- [To be done] Select, from the data, each line where "Ubuntu" occurs.

Stored data entries:
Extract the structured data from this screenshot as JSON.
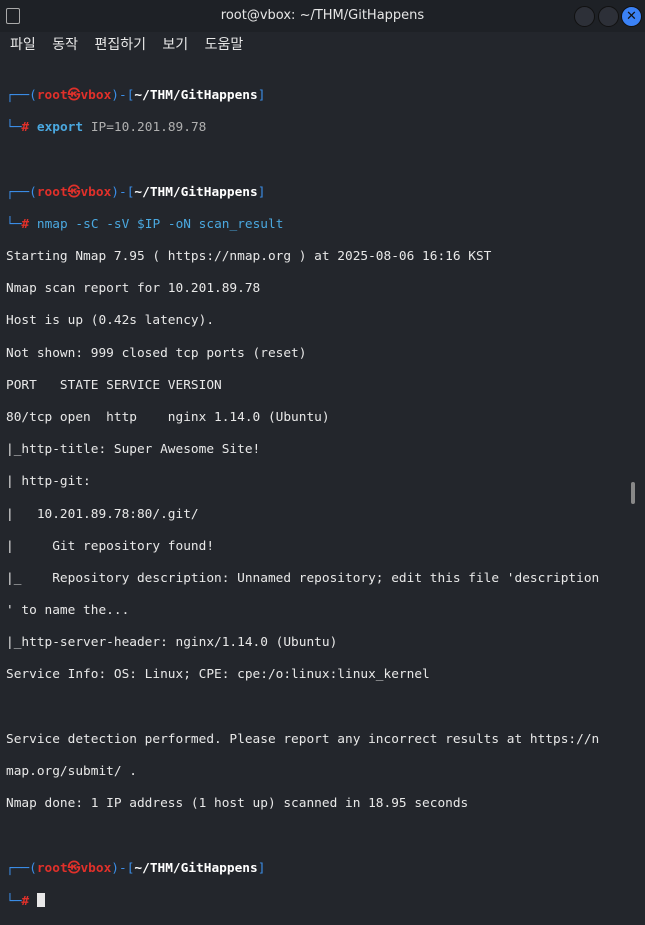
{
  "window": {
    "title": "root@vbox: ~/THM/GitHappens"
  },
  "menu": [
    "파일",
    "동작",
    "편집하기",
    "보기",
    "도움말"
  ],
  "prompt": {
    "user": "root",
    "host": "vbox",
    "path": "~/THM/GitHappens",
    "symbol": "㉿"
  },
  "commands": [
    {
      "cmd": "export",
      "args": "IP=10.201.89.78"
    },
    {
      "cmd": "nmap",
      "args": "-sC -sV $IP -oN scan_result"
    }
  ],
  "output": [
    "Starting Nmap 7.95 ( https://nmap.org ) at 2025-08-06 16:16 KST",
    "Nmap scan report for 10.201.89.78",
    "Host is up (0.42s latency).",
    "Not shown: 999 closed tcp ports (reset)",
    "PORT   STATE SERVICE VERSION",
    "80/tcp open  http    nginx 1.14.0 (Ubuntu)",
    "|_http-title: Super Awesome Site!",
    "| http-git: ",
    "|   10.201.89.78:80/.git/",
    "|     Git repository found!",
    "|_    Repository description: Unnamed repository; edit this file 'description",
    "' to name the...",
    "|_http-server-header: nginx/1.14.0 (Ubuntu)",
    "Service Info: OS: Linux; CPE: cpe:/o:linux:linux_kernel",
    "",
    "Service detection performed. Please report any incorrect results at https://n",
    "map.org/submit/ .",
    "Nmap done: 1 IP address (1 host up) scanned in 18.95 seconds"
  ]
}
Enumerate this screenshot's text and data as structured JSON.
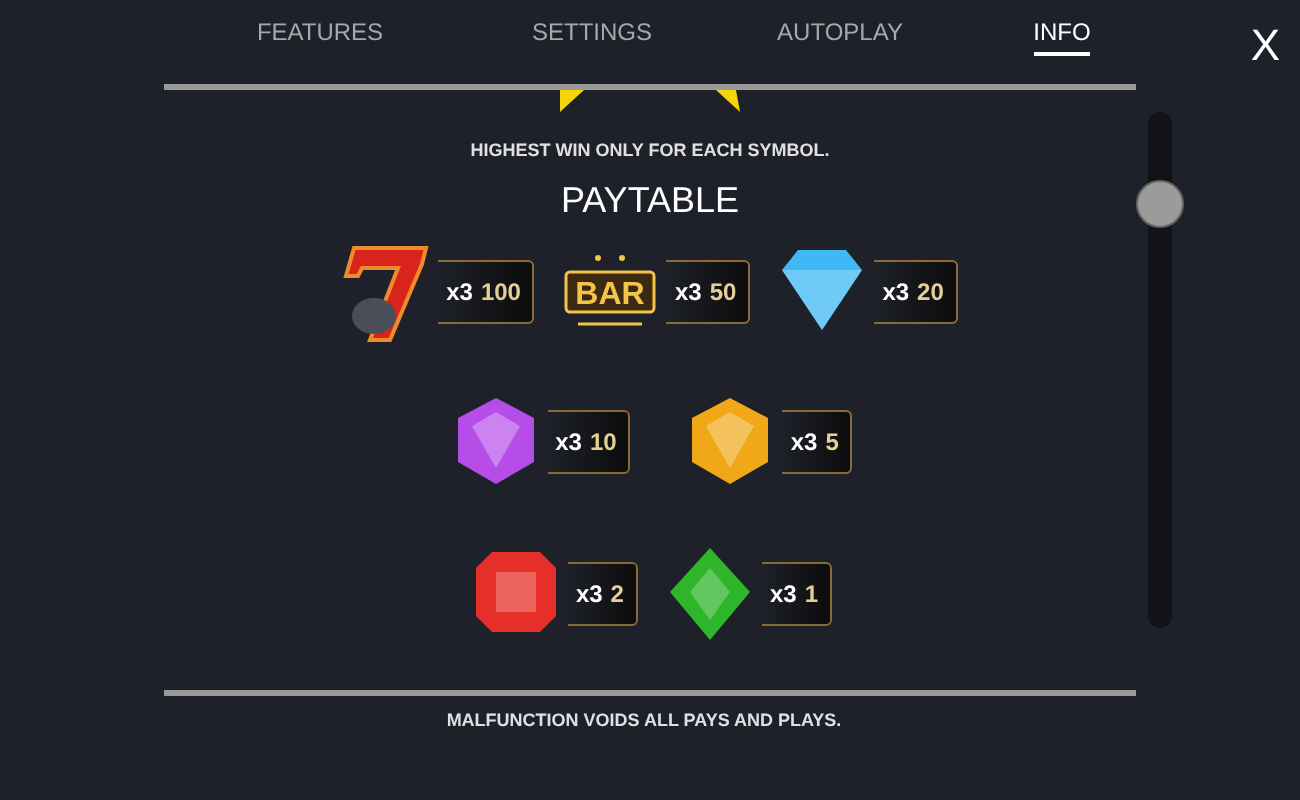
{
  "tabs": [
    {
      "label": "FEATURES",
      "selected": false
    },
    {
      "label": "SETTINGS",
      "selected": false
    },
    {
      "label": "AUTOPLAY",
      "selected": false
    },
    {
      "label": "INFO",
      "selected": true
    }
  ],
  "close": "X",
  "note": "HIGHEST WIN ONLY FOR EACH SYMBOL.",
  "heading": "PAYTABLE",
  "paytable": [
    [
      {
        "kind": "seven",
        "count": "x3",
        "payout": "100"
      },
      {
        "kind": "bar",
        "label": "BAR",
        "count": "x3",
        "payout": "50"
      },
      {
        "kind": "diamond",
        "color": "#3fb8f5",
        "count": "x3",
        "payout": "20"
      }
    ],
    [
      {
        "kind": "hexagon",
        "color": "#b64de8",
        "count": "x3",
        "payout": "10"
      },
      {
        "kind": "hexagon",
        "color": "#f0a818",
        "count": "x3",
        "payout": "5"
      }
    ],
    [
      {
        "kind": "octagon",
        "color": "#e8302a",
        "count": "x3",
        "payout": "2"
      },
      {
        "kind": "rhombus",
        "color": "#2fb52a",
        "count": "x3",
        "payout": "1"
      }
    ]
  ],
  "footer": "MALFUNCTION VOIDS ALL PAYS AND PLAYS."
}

- [Solution to the problem]
    "80/tcp open  http    nginx 1.14.0 (Ubuntu)",
    "|_http-server-header: nginx/1.14.0 (Ubuntu)",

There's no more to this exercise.